§ **WORK TO COMPLETE**:
Copy the lines that follow, keeping every character the same.

Rows from a figure dataset

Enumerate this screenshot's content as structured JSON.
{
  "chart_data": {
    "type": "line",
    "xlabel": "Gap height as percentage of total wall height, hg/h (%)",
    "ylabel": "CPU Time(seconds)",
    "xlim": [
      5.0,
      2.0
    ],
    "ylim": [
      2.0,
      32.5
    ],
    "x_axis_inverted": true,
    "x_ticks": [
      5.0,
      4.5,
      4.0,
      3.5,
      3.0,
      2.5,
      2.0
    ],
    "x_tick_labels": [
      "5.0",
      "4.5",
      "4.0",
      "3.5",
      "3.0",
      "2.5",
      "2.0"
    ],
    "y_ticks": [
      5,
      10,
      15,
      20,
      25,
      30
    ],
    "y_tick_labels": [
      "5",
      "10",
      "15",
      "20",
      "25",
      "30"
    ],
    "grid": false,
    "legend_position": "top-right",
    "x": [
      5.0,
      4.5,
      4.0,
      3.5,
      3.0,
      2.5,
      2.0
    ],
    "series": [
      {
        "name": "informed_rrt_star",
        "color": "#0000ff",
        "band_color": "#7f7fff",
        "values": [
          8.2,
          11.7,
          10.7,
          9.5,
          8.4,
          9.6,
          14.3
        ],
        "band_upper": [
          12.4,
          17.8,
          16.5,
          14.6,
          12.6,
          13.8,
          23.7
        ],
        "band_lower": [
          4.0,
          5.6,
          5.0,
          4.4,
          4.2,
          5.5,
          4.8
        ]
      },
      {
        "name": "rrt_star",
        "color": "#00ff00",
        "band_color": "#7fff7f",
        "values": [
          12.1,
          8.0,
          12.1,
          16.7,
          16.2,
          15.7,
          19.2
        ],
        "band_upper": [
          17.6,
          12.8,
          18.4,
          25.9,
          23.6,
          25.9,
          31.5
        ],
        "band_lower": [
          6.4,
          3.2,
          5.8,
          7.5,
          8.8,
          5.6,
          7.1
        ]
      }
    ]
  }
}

§ **ANSWER FOR THIS EXERCISE**:
Enumerate this screenshot's content as structured JSON.
{
  "chart_data": {
    "type": "line",
    "xlabel": "Gap height as percentage of total wall height, hg/h (%)",
    "ylabel": "CPU Time(seconds)",
    "xlim": [
      5.0,
      2.0
    ],
    "ylim": [
      2.0,
      32.5
    ],
    "x_axis_inverted": true,
    "x_ticks": [
      5.0,
      4.5,
      4.0,
      3.5,
      3.0,
      2.5,
      2.0
    ],
    "x_tick_labels": [
      "5.0",
      "4.5",
      "4.0",
      "3.5",
      "3.0",
      "2.5",
      "2.0"
    ],
    "y_ticks": [
      5,
      10,
      15,
      20,
      25,
      30
    ],
    "y_tick_labels": [
      "5",
      "10",
      "15",
      "20",
      "25",
      "30"
    ],
    "grid": false,
    "legend_position": "top-right",
    "x": [
      5.0,
      4.5,
      4.0,
      3.5,
      3.0,
      2.5,
      2.0
    ],
    "series": [
      {
        "name": "informed_rrt_star",
        "color": "#0000ff",
        "band_color": "#7f7fff",
        "values": [
          8.2,
          11.7,
          10.7,
          9.5,
          8.4,
          9.6,
          14.3
        ],
        "band_upper": [
          12.4,
          17.8,
          16.5,
          14.6,
          12.6,
          13.8,
          23.7
        ],
        "band_lower": [
          4.0,
          5.6,
          5.0,
          4.4,
          4.2,
          5.5,
          4.8
        ]
      },
      {
        "name": "rrt_star",
        "color": "#00ff00",
        "band_color": "#7fff7f",
        "values": [
          12.1,
          8.0,
          12.1,
          16.7,
          16.2,
          15.7,
          19.2
        ],
        "band_upper": [
          17.6,
          12.8,
          18.4,
          25.9,
          23.6,
          25.9,
          31.5
        ],
        "band_lower": [
          6.4,
          3.2,
          5.8,
          7.5,
          8.8,
          5.6,
          7.1
        ]
      }
    ]
  }
}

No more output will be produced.